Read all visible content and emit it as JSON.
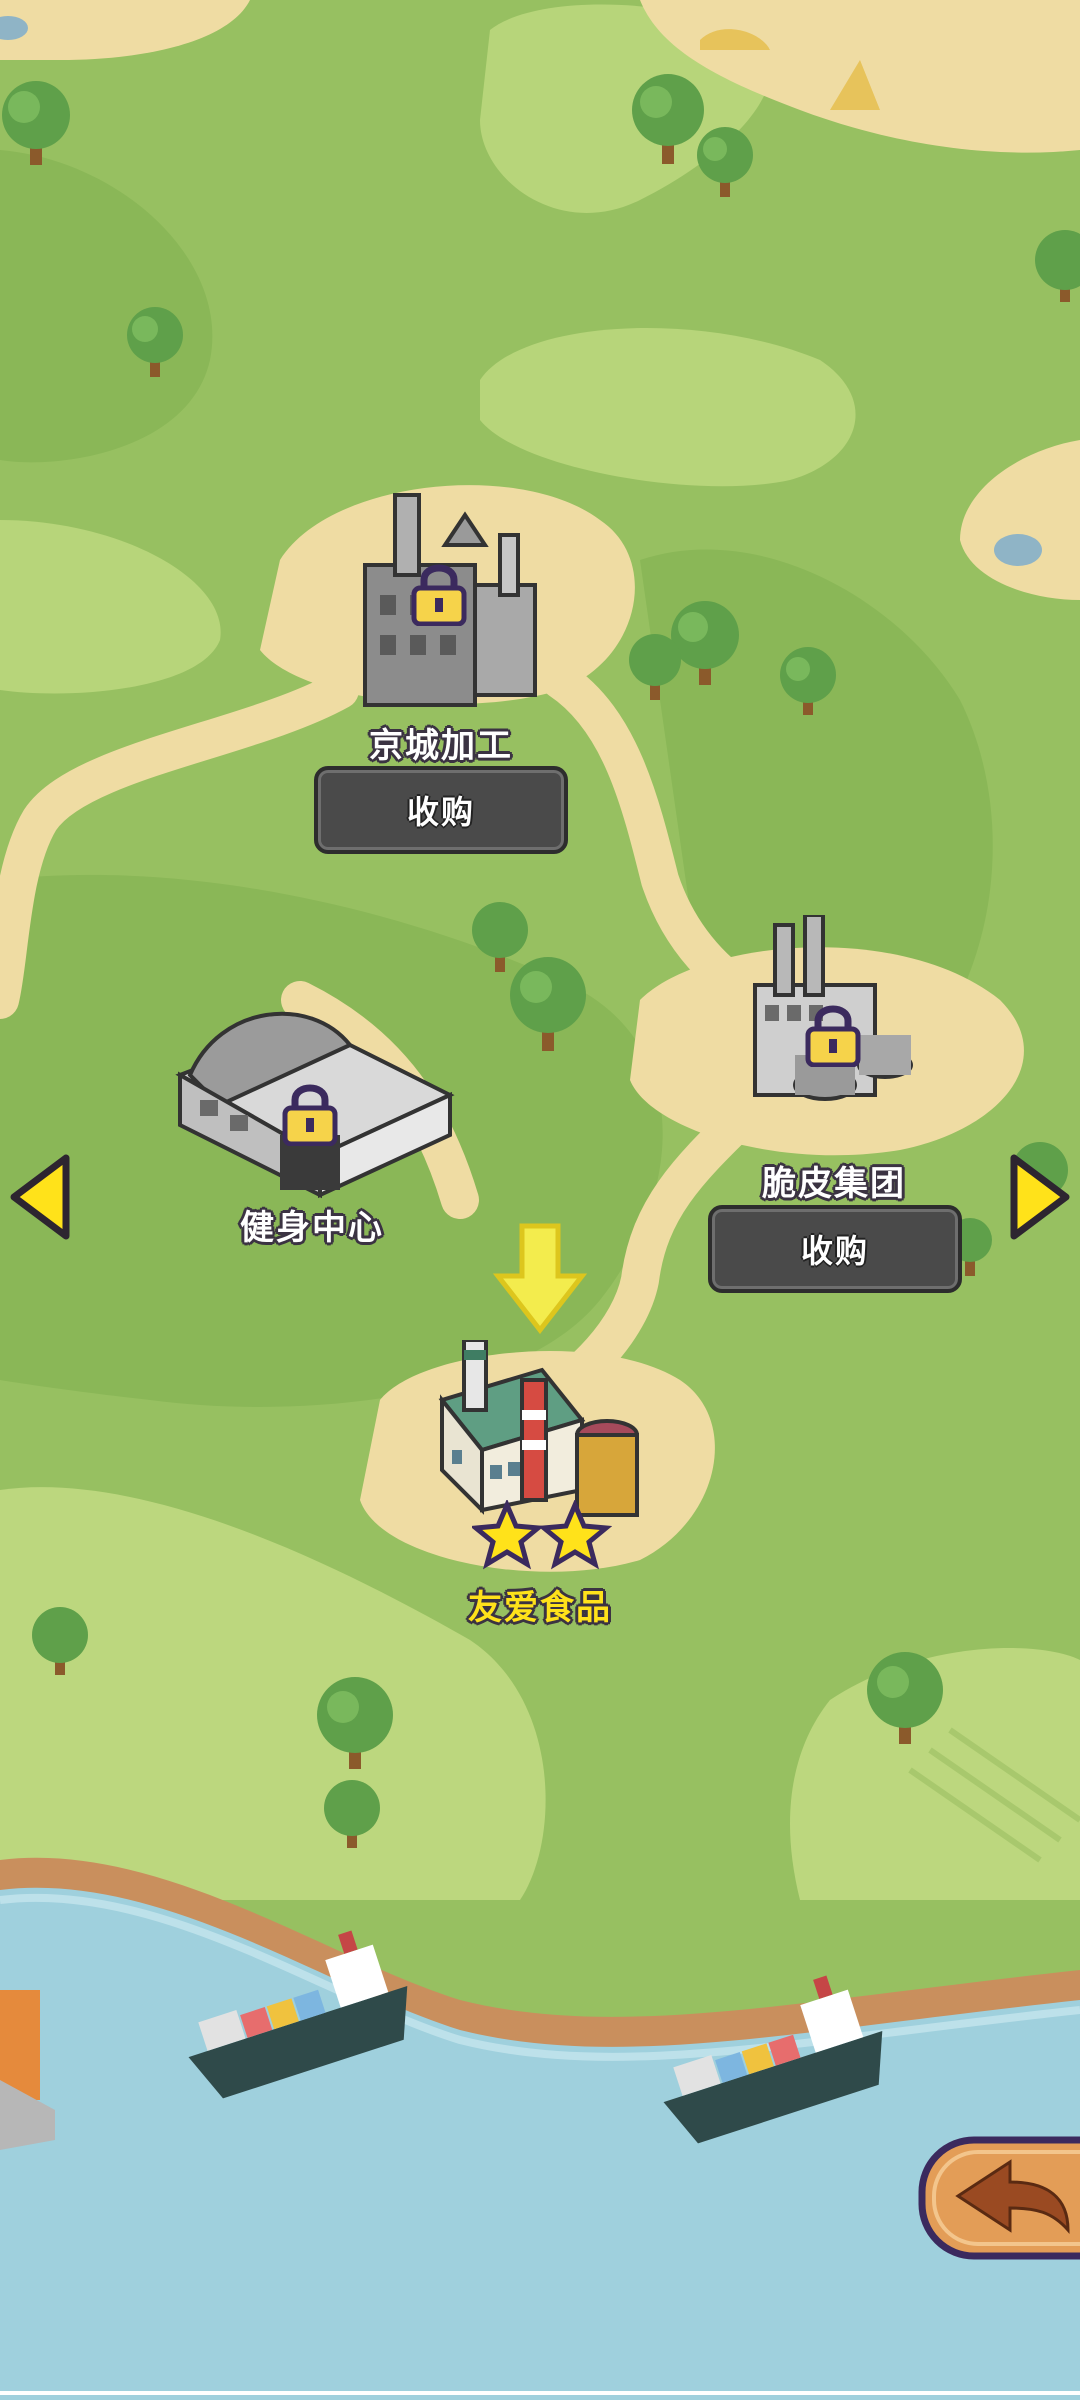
{
  "buildings": [
    {
      "name": "京城加工",
      "locked": true,
      "button": "收购"
    },
    {
      "name": "健身中心",
      "locked": true
    },
    {
      "name": "脆皮集团",
      "locked": true,
      "button": "收购"
    },
    {
      "name": "友爱食品",
      "locked": false,
      "stars": 2
    }
  ],
  "nav": {
    "prev_icon": "arrow-left-icon",
    "next_icon": "arrow-right-icon",
    "back_icon": "back-arrow-icon"
  },
  "colors": {
    "grass": "#97c061",
    "sand": "#efdca3",
    "sea": "#9fd0dd",
    "active_label": "#ffe21a",
    "locked_button": "#4a4a4a"
  }
}
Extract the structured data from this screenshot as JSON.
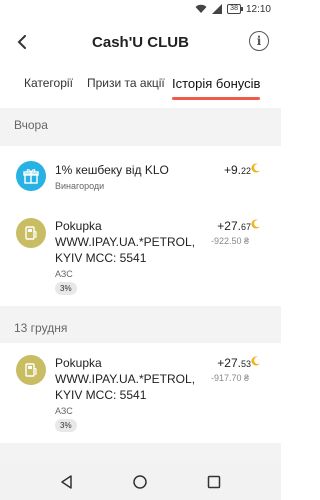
{
  "status_bar": {
    "battery": "38",
    "time": "12:10"
  },
  "header": {
    "title": "Cash'U CLUB",
    "info_icon": "info-icon",
    "back_icon": "back-arrow-icon"
  },
  "tabs": [
    {
      "label": "Категорії",
      "active": false
    },
    {
      "label": "Призи та акції",
      "active": false
    },
    {
      "label": "Історія бонусів",
      "active": true
    }
  ],
  "accent_color": "#f05a4a",
  "groups": [
    {
      "date": "Вчора",
      "items": [
        {
          "icon": "gift-icon",
          "title": "1% кешбеку від KLO",
          "subtitle": "Винагороди",
          "bonus_int": "+9.",
          "bonus_dec": "22"
        },
        {
          "icon": "fuel-receipt-icon",
          "title": "Pokupka WWW.IPAY.UA.*PETROL, KYIV MCC: 5541",
          "subtitle": "АЗС",
          "badge": "3%",
          "bonus_int": "+27.",
          "bonus_dec": "67",
          "purchase": "-922.50 ₴"
        }
      ]
    },
    {
      "date": "13 грудня",
      "items": [
        {
          "icon": "fuel-receipt-icon",
          "title": "Pokupka WWW.IPAY.UA.*PETROL, KYIV MCC: 5541",
          "subtitle": "АЗС",
          "badge": "3%",
          "bonus_int": "+27.",
          "bonus_dec": "53",
          "purchase": "-917.70 ₴"
        }
      ]
    }
  ]
}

=====

### PROMPT
Look above for every line with the word "JSON" and copy it.

### THE REPLY
Read all visible content and emit it as JSON.
Extract the structured data from this screenshot as JSON.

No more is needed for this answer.